## BEGIN
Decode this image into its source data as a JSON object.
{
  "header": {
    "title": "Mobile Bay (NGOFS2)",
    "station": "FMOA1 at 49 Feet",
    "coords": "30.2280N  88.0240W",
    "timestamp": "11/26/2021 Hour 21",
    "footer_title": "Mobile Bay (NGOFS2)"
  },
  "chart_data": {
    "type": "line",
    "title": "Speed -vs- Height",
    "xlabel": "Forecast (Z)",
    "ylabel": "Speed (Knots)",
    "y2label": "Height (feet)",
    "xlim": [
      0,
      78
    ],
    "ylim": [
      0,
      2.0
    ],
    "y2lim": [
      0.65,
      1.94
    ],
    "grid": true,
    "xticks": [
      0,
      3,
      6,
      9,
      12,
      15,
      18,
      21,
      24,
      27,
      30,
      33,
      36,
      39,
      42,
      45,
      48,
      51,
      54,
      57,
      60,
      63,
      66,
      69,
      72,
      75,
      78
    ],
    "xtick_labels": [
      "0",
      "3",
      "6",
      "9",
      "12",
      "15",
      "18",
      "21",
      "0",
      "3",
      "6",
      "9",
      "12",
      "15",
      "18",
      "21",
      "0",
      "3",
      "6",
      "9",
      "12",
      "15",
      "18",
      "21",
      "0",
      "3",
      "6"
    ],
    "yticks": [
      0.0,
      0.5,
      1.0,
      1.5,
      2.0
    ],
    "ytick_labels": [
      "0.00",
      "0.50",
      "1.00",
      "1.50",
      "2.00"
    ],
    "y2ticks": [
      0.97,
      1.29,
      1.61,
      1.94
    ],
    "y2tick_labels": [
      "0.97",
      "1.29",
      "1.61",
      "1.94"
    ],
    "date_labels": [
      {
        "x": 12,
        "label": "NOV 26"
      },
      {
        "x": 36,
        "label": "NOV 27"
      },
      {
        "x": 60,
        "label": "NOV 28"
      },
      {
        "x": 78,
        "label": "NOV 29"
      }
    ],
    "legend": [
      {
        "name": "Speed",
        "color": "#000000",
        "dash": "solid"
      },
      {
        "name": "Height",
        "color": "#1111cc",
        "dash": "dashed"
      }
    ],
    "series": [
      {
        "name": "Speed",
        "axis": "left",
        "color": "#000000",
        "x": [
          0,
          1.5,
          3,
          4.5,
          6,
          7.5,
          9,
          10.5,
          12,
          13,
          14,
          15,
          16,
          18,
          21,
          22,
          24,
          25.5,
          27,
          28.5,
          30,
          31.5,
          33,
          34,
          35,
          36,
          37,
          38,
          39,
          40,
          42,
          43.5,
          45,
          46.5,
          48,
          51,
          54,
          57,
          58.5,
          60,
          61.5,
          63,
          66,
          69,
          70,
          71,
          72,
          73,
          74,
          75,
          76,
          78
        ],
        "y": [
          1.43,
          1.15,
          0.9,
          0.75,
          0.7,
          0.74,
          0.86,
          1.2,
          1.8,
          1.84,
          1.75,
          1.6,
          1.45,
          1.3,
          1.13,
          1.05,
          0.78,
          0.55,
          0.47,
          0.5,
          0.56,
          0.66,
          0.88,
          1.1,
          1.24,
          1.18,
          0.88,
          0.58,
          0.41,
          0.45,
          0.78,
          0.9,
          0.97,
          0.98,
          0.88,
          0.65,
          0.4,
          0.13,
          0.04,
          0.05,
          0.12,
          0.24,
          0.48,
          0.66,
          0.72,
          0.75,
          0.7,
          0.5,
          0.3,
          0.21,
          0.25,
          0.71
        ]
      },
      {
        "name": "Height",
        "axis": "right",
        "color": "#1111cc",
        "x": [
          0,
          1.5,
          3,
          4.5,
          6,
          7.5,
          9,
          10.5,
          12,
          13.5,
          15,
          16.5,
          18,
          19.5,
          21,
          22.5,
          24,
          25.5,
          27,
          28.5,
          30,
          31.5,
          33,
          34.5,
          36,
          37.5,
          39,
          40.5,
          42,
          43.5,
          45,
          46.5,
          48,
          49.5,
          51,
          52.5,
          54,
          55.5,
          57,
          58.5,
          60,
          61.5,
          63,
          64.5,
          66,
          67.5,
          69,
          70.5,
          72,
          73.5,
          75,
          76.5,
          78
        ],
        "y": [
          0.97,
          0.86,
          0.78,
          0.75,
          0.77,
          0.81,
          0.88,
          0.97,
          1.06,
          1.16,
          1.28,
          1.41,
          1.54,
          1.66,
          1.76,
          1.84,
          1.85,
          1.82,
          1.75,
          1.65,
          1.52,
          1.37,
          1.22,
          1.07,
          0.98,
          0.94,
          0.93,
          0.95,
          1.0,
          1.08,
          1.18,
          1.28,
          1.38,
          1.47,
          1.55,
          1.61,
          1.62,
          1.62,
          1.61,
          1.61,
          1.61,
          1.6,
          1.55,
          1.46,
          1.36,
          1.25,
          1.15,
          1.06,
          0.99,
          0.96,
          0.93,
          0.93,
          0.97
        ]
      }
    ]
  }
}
## END
**Stated exercise:**
The records above are to be repeated exactly, in their entirety.

**Response:**
Decode this image into its source data as a JSON object.
{
  "header": {
    "title": "Mobile Bay (NGOFS2)",
    "station": "FMOA1 at 49 Feet",
    "coords": "30.2280N  88.0240W",
    "timestamp": "11/26/2021 Hour 21",
    "footer_title": "Mobile Bay (NGOFS2)"
  },
  "chart_data": {
    "type": "line",
    "title": "Speed -vs- Height",
    "xlabel": "Forecast (Z)",
    "ylabel": "Speed (Knots)",
    "y2label": "Height (feet)",
    "xlim": [
      0,
      78
    ],
    "ylim": [
      0,
      2.0
    ],
    "y2lim": [
      0.65,
      1.94
    ],
    "grid": true,
    "xticks": [
      0,
      3,
      6,
      9,
      12,
      15,
      18,
      21,
      24,
      27,
      30,
      33,
      36,
      39,
      42,
      45,
      48,
      51,
      54,
      57,
      60,
      63,
      66,
      69,
      72,
      75,
      78
    ],
    "xtick_labels": [
      "0",
      "3",
      "6",
      "9",
      "12",
      "15",
      "18",
      "21",
      "0",
      "3",
      "6",
      "9",
      "12",
      "15",
      "18",
      "21",
      "0",
      "3",
      "6",
      "9",
      "12",
      "15",
      "18",
      "21",
      "0",
      "3",
      "6"
    ],
    "yticks": [
      0.0,
      0.5,
      1.0,
      1.5,
      2.0
    ],
    "ytick_labels": [
      "0.00",
      "0.50",
      "1.00",
      "1.50",
      "2.00"
    ],
    "y2ticks": [
      0.97,
      1.29,
      1.61,
      1.94
    ],
    "y2tick_labels": [
      "0.97",
      "1.29",
      "1.61",
      "1.94"
    ],
    "date_labels": [
      {
        "x": 12,
        "label": "NOV 26"
      },
      {
        "x": 36,
        "label": "NOV 27"
      },
      {
        "x": 60,
        "label": "NOV 28"
      },
      {
        "x": 78,
        "label": "NOV 29"
      }
    ],
    "legend": [
      {
        "name": "Speed",
        "color": "#000000",
        "dash": "solid"
      },
      {
        "name": "Height",
        "color": "#1111cc",
        "dash": "dashed"
      }
    ],
    "series": [
      {
        "name": "Speed",
        "axis": "left",
        "color": "#000000",
        "x": [
          0,
          1.5,
          3,
          4.5,
          6,
          7.5,
          9,
          10.5,
          12,
          13,
          14,
          15,
          16,
          18,
          21,
          22,
          24,
          25.5,
          27,
          28.5,
          30,
          31.5,
          33,
          34,
          35,
          36,
          37,
          38,
          39,
          40,
          42,
          43.5,
          45,
          46.5,
          48,
          51,
          54,
          57,
          58.5,
          60,
          61.5,
          63,
          66,
          69,
          70,
          71,
          72,
          73,
          74,
          75,
          76,
          78
        ],
        "y": [
          1.43,
          1.15,
          0.9,
          0.75,
          0.7,
          0.74,
          0.86,
          1.2,
          1.8,
          1.84,
          1.75,
          1.6,
          1.45,
          1.3,
          1.13,
          1.05,
          0.78,
          0.55,
          0.47,
          0.5,
          0.56,
          0.66,
          0.88,
          1.1,
          1.24,
          1.18,
          0.88,
          0.58,
          0.41,
          0.45,
          0.78,
          0.9,
          0.97,
          0.98,
          0.88,
          0.65,
          0.4,
          0.13,
          0.04,
          0.05,
          0.12,
          0.24,
          0.48,
          0.66,
          0.72,
          0.75,
          0.7,
          0.5,
          0.3,
          0.21,
          0.25,
          0.71
        ]
      },
      {
        "name": "Height",
        "axis": "right",
        "color": "#1111cc",
        "x": [
          0,
          1.5,
          3,
          4.5,
          6,
          7.5,
          9,
          10.5,
          12,
          13.5,
          15,
          16.5,
          18,
          19.5,
          21,
          22.5,
          24,
          25.5,
          27,
          28.5,
          30,
          31.5,
          33,
          34.5,
          36,
          37.5,
          39,
          40.5,
          42,
          43.5,
          45,
          46.5,
          48,
          49.5,
          51,
          52.5,
          54,
          55.5,
          57,
          58.5,
          60,
          61.5,
          63,
          64.5,
          66,
          67.5,
          69,
          70.5,
          72,
          73.5,
          75,
          76.5,
          78
        ],
        "y": [
          0.97,
          0.86,
          0.78,
          0.75,
          0.77,
          0.81,
          0.88,
          0.97,
          1.06,
          1.16,
          1.28,
          1.41,
          1.54,
          1.66,
          1.76,
          1.84,
          1.85,
          1.82,
          1.75,
          1.65,
          1.52,
          1.37,
          1.22,
          1.07,
          0.98,
          0.94,
          0.93,
          0.95,
          1.0,
          1.08,
          1.18,
          1.28,
          1.38,
          1.47,
          1.55,
          1.61,
          1.62,
          1.62,
          1.61,
          1.61,
          1.61,
          1.6,
          1.55,
          1.46,
          1.36,
          1.25,
          1.15,
          1.06,
          0.99,
          0.96,
          0.93,
          0.93,
          0.97
        ]
      }
    ]
  }
}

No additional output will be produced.